List each line of the data that holds the string "name".

● **Supplied material**:
· · · · ·
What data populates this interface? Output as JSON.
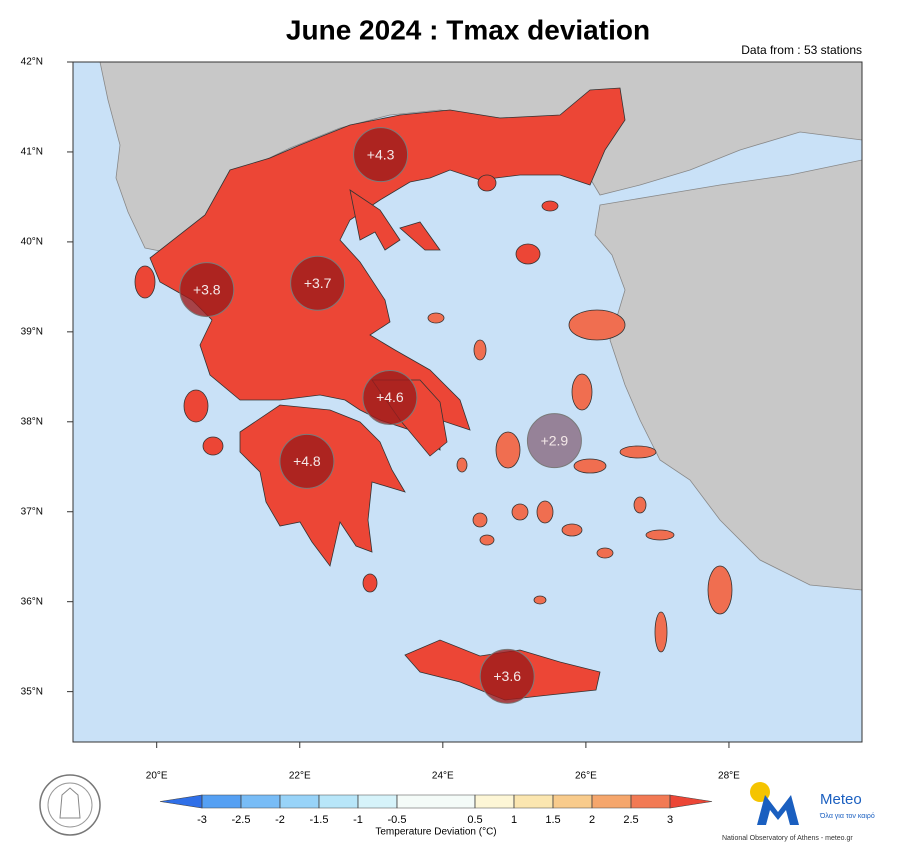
{
  "title": "June 2024 : Tmax deviation",
  "subtitle": "Data from : 53 stations",
  "map": {
    "xlim": [
      18.83,
      29.86
    ],
    "ylim": [
      34.44,
      42
    ],
    "xticks": [
      {
        "value": 20,
        "label": "20°E"
      },
      {
        "value": 22,
        "label": "22°E"
      },
      {
        "value": 24,
        "label": "24°E"
      },
      {
        "value": 26,
        "label": "26°E"
      },
      {
        "value": 28,
        "label": "28°E"
      }
    ],
    "yticks": [
      {
        "value": 35,
        "label": "35°N"
      },
      {
        "value": 36,
        "label": "36°N"
      },
      {
        "value": 37,
        "label": "37°N"
      },
      {
        "value": 38,
        "label": "38°N"
      },
      {
        "value": 39,
        "label": "39°N"
      },
      {
        "value": 40,
        "label": "40°N"
      },
      {
        "value": 41,
        "label": "41°N"
      },
      {
        "value": 42,
        "label": "42°N"
      }
    ],
    "stations": [
      {
        "lon": 23.13,
        "lat": 40.97,
        "value": 4.3,
        "label": "+4.3",
        "color": "#9e1c1c"
      },
      {
        "lon": 20.7,
        "lat": 39.47,
        "value": 3.8,
        "label": "+3.8",
        "color": "#9e1c1c"
      },
      {
        "lon": 22.25,
        "lat": 39.54,
        "value": 3.7,
        "label": "+3.7",
        "color": "#9e1c1c"
      },
      {
        "lon": 23.26,
        "lat": 38.27,
        "value": 4.6,
        "label": "+4.6",
        "color": "#9e1c1c"
      },
      {
        "lon": 22.1,
        "lat": 37.56,
        "value": 4.8,
        "label": "+4.8",
        "color": "#9e1c1c"
      },
      {
        "lon": 25.56,
        "lat": 37.79,
        "value": 2.9,
        "label": "+2.9",
        "color": "#8a6a80"
      },
      {
        "lon": 24.9,
        "lat": 35.17,
        "value": 3.6,
        "label": "+3.6",
        "color": "#9e1c1c"
      }
    ]
  },
  "colorbar": {
    "label": "Temperature Deviation (°C)",
    "ticks": [
      -3,
      -2.5,
      -2,
      -1.5,
      -1,
      -0.5,
      0.5,
      1,
      1.5,
      2,
      2.5,
      3
    ],
    "colors": [
      "#2f6fe8",
      "#55a0f3",
      "#78bcf6",
      "#98d3f8",
      "#b8e6f9",
      "#d6f3fa",
      "#f4fbf8",
      "#fdf6d6",
      "#fbe6b0",
      "#f8cb8c",
      "#f5a66c",
      "#f27a54",
      "#ec4636"
    ]
  },
  "footer": {
    "brand": "Meteo",
    "slogan": "Όλα για τον καιρό",
    "credit": "National Observatory of Athens - meteo.gr"
  }
}
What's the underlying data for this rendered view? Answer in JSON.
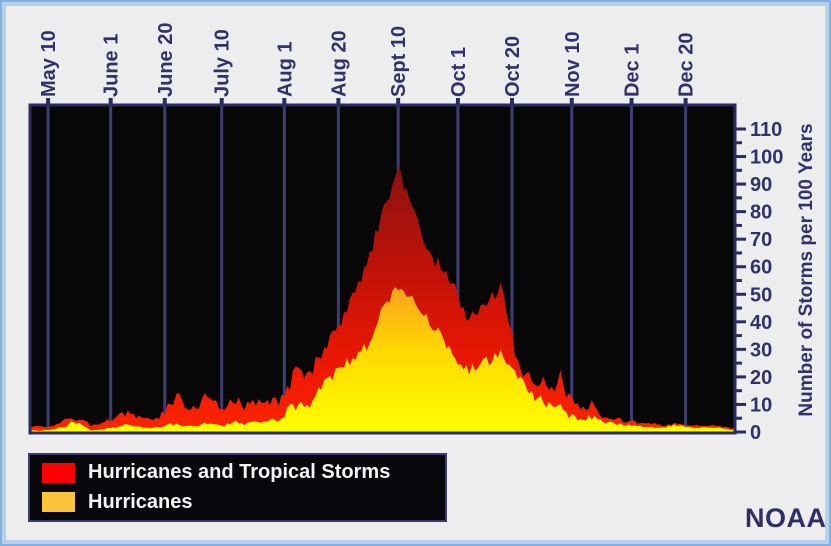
{
  "branding": {
    "label": "NOAA"
  },
  "chart_data": {
    "type": "area",
    "title": "",
    "ylabel": "Number of Storms per 100 Years",
    "ylim": [
      0,
      117
    ],
    "y_ticks": [
      0,
      10,
      20,
      30,
      40,
      50,
      60,
      70,
      80,
      90,
      100,
      110
    ],
    "y_minor_tick_step": 5,
    "x_day0_date": "May 4",
    "x_domain_days": [
      0,
      247
    ],
    "grid": "vertical-only",
    "legend_position": "bottom-left",
    "x_ticks": [
      {
        "label": "May 10",
        "day": 6
      },
      {
        "label": "June 1",
        "day": 28
      },
      {
        "label": "June 20",
        "day": 47
      },
      {
        "label": "July 10",
        "day": 67
      },
      {
        "label": "Aug 1",
        "day": 89
      },
      {
        "label": "Aug 20",
        "day": 108
      },
      {
        "label": "Sept 10",
        "day": 129
      },
      {
        "label": "Oct 1",
        "day": 150
      },
      {
        "label": "Oct 20",
        "day": 169
      },
      {
        "label": "Nov 10",
        "day": 190
      },
      {
        "label": "Dec 1",
        "day": 211
      },
      {
        "label": "Dec 20",
        "day": 230
      }
    ],
    "series": [
      {
        "name": "Hurricanes and Tropical Storms",
        "legend_color": "#fb0101",
        "days": [
          0,
          4,
          8,
          12,
          15,
          18,
          21,
          25,
          29,
          33,
          35,
          37,
          41,
          45,
          48,
          51,
          54,
          58,
          61,
          65,
          68,
          72,
          75,
          79,
          83,
          87,
          90,
          93,
          96,
          99,
          102,
          105,
          108,
          111,
          114,
          117,
          120,
          123,
          126,
          129,
          132,
          135,
          138,
          141,
          144,
          147,
          150,
          153,
          156,
          159,
          162,
          165,
          168,
          171,
          174,
          177,
          180,
          183,
          186,
          189,
          193,
          197,
          201,
          205,
          209,
          213,
          217,
          221,
          225,
          229,
          233,
          237,
          241,
          245,
          247
        ],
        "values": [
          2,
          2,
          2.5,
          4,
          5,
          4,
          2.5,
          3,
          5,
          6.5,
          7.5,
          6,
          4.5,
          5.5,
          9,
          14,
          9,
          8,
          12,
          10,
          9,
          12.5,
          9,
          11,
          12.5,
          11,
          15,
          23,
          20,
          23,
          29,
          33,
          37,
          45,
          50,
          60,
          67,
          78,
          87,
          95,
          88,
          79,
          70,
          63,
          60,
          56,
          49,
          41,
          44,
          46,
          49,
          52,
          40,
          25,
          21,
          19,
          18,
          15,
          21,
          12,
          8,
          10,
          6,
          5,
          4,
          3.5,
          3,
          2.5,
          3,
          3,
          2,
          2.5,
          2,
          1.5,
          1.5
        ]
      },
      {
        "name": "Hurricanes",
        "legend_color": "#fbc33b",
        "days": [
          0,
          4,
          8,
          12,
          15,
          18,
          21,
          25,
          29,
          33,
          35,
          37,
          41,
          45,
          48,
          51,
          54,
          58,
          61,
          65,
          68,
          72,
          75,
          79,
          83,
          87,
          90,
          93,
          96,
          99,
          102,
          105,
          108,
          111,
          114,
          117,
          120,
          123,
          126,
          129,
          132,
          135,
          138,
          141,
          144,
          147,
          150,
          153,
          156,
          159,
          162,
          165,
          168,
          171,
          174,
          177,
          180,
          183,
          186,
          189,
          193,
          197,
          201,
          205,
          209,
          213,
          217,
          221,
          225,
          229,
          233,
          237,
          241,
          245,
          247
        ],
        "values": [
          0.5,
          0.5,
          1,
          2,
          4,
          3,
          0.5,
          1,
          1.5,
          2.5,
          3,
          2,
          1.5,
          2,
          2.5,
          3,
          2,
          2,
          3,
          2.5,
          2.5,
          4,
          3,
          3.5,
          4.5,
          4,
          8,
          9,
          10,
          11,
          17,
          19,
          22,
          25,
          27,
          30,
          33,
          45,
          49,
          52,
          51,
          48,
          44,
          38,
          35,
          31,
          26,
          22,
          24,
          25,
          27,
          28,
          24,
          19,
          16,
          13,
          11,
          8.5,
          9,
          6,
          4.5,
          5.5,
          3.5,
          3,
          2.5,
          2,
          2,
          1.5,
          2.5,
          2.5,
          1.5,
          2,
          1.5,
          1,
          1
        ]
      }
    ],
    "colors": {
      "plot_background": "#070707",
      "gridline": "#3e3e74",
      "axis": "#2b2b5e",
      "tick_label": "#31316b",
      "storms_fill_stops": [
        {
          "offset": 0,
          "color": "#6d0808"
        },
        {
          "offset": 0.2,
          "color": "#8e1111"
        },
        {
          "offset": 0.5,
          "color": "#c01208"
        },
        {
          "offset": 0.78,
          "color": "#ea1703"
        },
        {
          "offset": 1,
          "color": "#ff2400"
        }
      ],
      "hurricanes_fill_stops": [
        {
          "offset": 0.35,
          "color": "#ed7d00"
        },
        {
          "offset": 0.55,
          "color": "#f7a01e"
        },
        {
          "offset": 0.75,
          "color": "#ffd800"
        },
        {
          "offset": 1,
          "color": "#ffff00"
        }
      ]
    }
  }
}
· · · · ·
● **Answer**:
        "name": "Hurricanes and Tropical Storms",
        "name": "Hurricanes",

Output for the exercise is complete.